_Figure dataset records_

(begin)

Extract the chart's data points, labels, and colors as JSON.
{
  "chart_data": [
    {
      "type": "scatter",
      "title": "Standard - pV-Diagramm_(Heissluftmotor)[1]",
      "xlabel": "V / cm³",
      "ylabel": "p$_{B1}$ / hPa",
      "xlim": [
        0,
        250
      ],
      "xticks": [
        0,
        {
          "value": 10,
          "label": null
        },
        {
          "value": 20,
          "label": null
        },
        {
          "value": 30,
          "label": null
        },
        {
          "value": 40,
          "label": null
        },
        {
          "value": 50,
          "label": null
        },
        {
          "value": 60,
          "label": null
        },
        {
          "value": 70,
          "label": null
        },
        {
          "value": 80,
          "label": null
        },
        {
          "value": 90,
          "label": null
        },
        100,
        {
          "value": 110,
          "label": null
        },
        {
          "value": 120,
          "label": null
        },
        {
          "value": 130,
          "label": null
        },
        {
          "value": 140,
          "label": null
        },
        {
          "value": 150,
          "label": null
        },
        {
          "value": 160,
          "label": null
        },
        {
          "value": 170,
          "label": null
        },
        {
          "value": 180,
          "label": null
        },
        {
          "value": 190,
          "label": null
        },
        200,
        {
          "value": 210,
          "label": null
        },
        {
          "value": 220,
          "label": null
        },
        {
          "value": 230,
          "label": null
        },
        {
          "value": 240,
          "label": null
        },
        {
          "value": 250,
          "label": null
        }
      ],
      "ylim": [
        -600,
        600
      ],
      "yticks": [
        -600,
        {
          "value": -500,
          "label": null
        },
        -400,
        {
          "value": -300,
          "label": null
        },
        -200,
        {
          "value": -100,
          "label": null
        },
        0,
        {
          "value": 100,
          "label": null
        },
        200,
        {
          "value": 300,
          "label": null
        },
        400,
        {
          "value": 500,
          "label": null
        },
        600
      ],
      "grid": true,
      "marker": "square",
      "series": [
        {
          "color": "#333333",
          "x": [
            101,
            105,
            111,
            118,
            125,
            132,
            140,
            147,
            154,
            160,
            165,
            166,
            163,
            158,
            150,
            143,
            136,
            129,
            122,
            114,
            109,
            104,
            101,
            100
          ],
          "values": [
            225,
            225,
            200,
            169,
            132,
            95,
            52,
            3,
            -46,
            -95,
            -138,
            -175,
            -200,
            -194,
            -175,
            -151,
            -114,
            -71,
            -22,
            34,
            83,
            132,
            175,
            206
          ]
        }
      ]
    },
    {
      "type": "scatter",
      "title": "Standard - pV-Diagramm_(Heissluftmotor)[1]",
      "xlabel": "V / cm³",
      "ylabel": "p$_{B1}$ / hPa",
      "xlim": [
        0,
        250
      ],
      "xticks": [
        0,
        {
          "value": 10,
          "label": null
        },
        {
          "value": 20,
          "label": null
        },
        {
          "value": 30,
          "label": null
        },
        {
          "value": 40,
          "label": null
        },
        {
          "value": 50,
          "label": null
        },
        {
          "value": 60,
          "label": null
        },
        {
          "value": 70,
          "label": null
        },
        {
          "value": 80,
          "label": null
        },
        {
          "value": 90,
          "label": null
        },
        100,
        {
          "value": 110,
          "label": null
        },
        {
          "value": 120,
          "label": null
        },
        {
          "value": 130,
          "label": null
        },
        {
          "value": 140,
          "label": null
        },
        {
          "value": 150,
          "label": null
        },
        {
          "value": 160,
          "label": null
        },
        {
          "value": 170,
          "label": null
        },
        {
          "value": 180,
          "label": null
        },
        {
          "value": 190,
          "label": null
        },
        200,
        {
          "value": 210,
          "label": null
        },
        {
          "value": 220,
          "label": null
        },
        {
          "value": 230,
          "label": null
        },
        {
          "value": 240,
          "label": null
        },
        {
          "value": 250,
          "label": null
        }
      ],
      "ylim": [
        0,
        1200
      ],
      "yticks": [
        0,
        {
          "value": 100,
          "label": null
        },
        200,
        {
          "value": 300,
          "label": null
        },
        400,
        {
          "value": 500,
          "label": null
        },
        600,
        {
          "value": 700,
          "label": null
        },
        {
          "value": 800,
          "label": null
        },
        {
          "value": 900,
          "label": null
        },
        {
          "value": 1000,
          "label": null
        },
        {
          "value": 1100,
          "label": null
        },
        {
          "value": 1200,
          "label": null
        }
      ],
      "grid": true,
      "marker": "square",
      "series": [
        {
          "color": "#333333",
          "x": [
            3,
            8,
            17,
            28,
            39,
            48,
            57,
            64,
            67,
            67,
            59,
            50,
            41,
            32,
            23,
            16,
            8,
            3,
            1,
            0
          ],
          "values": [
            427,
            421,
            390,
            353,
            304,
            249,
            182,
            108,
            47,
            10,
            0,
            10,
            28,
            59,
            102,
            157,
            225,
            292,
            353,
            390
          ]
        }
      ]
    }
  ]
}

(end)

_Given problem_
Copy out the whole listing exactly.

_Task response_
Extract the chart's data points, labels, and colors as JSON.
{
  "chart_data": [
    {
      "type": "scatter",
      "title": "Standard - pV-Diagramm_(Heissluftmotor)[1]",
      "xlabel": "V / cm³",
      "ylabel": "p$_{B1}$ / hPa",
      "xlim": [
        0,
        250
      ],
      "xticks": [
        0,
        {
          "value": 10,
          "label": null
        },
        {
          "value": 20,
          "label": null
        },
        {
          "value": 30,
          "label": null
        },
        {
          "value": 40,
          "label": null
        },
        {
          "value": 50,
          "label": null
        },
        {
          "value": 60,
          "label": null
        },
        {
          "value": 70,
          "label": null
        },
        {
          "value": 80,
          "label": null
        },
        {
          "value": 90,
          "label": null
        },
        100,
        {
          "value": 110,
          "label": null
        },
        {
          "value": 120,
          "label": null
        },
        {
          "value": 130,
          "label": null
        },
        {
          "value": 140,
          "label": null
        },
        {
          "value": 150,
          "label": null
        },
        {
          "value": 160,
          "label": null
        },
        {
          "value": 170,
          "label": null
        },
        {
          "value": 180,
          "label": null
        },
        {
          "value": 190,
          "label": null
        },
        200,
        {
          "value": 210,
          "label": null
        },
        {
          "value": 220,
          "label": null
        },
        {
          "value": 230,
          "label": null
        },
        {
          "value": 240,
          "label": null
        },
        {
          "value": 250,
          "label": null
        }
      ],
      "ylim": [
        -600,
        600
      ],
      "yticks": [
        -600,
        {
          "value": -500,
          "label": null
        },
        -400,
        {
          "value": -300,
          "label": null
        },
        -200,
        {
          "value": -100,
          "label": null
        },
        0,
        {
          "value": 100,
          "label": null
        },
        200,
        {
          "value": 300,
          "label": null
        },
        400,
        {
          "value": 500,
          "label": null
        },
        600
      ],
      "grid": true,
      "marker": "square",
      "series": [
        {
          "color": "#333333",
          "x": [
            101,
            105,
            111,
            118,
            125,
            132,
            140,
            147,
            154,
            160,
            165,
            166,
            163,
            158,
            150,
            143,
            136,
            129,
            122,
            114,
            109,
            104,
            101,
            100
          ],
          "values": [
            225,
            225,
            200,
            169,
            132,
            95,
            52,
            3,
            -46,
            -95,
            -138,
            -175,
            -200,
            -194,
            -175,
            -151,
            -114,
            -71,
            -22,
            34,
            83,
            132,
            175,
            206
          ]
        }
      ]
    },
    {
      "type": "scatter",
      "title": "Standard - pV-Diagramm_(Heissluftmotor)[1]",
      "xlabel": "V / cm³",
      "ylabel": "p$_{B1}$ / hPa",
      "xlim": [
        0,
        250
      ],
      "xticks": [
        0,
        {
          "value": 10,
          "label": null
        },
        {
          "value": 20,
          "label": null
        },
        {
          "value": 30,
          "label": null
        },
        {
          "value": 40,
          "label": null
        },
        {
          "value": 50,
          "label": null
        },
        {
          "value": 60,
          "label": null
        },
        {
          "value": 70,
          "label": null
        },
        {
          "value": 80,
          "label": null
        },
        {
          "value": 90,
          "label": null
        },
        100,
        {
          "value": 110,
          "label": null
        },
        {
          "value": 120,
          "label": null
        },
        {
          "value": 130,
          "label": null
        },
        {
          "value": 140,
          "label": null
        },
        {
          "value": 150,
          "label": null
        },
        {
          "value": 160,
          "label": null
        },
        {
          "value": 170,
          "label": null
        },
        {
          "value": 180,
          "label": null
        },
        {
          "value": 190,
          "label": null
        },
        200,
        {
          "value": 210,
          "label": null
        },
        {
          "value": 220,
          "label": null
        },
        {
          "value": 230,
          "label": null
        },
        {
          "value": 240,
          "label": null
        },
        {
          "value": 250,
          "label": null
        }
      ],
      "ylim": [
        0,
        1200
      ],
      "yticks": [
        0,
        {
          "value": 100,
          "label": null
        },
        200,
        {
          "value": 300,
          "label": null
        },
        400,
        {
          "value": 500,
          "label": null
        },
        600,
        {
          "value": 700,
          "label": null
        },
        {
          "value": 800,
          "label": null
        },
        {
          "value": 900,
          "label": null
        },
        {
          "value": 1000,
          "label": null
        },
        {
          "value": 1100,
          "label": null
        },
        {
          "value": 1200,
          "label": null
        }
      ],
      "grid": true,
      "marker": "square",
      "series": [
        {
          "color": "#333333",
          "x": [
            3,
            8,
            17,
            28,
            39,
            48,
            57,
            64,
            67,
            67,
            59,
            50,
            41,
            32,
            23,
            16,
            8,
            3,
            1,
            0
          ],
          "values": [
            427,
            421,
            390,
            353,
            304,
            249,
            182,
            108,
            47,
            10,
            0,
            10,
            28,
            59,
            102,
            157,
            225,
            292,
            353,
            390
          ]
        }
      ]
    }
  ]
}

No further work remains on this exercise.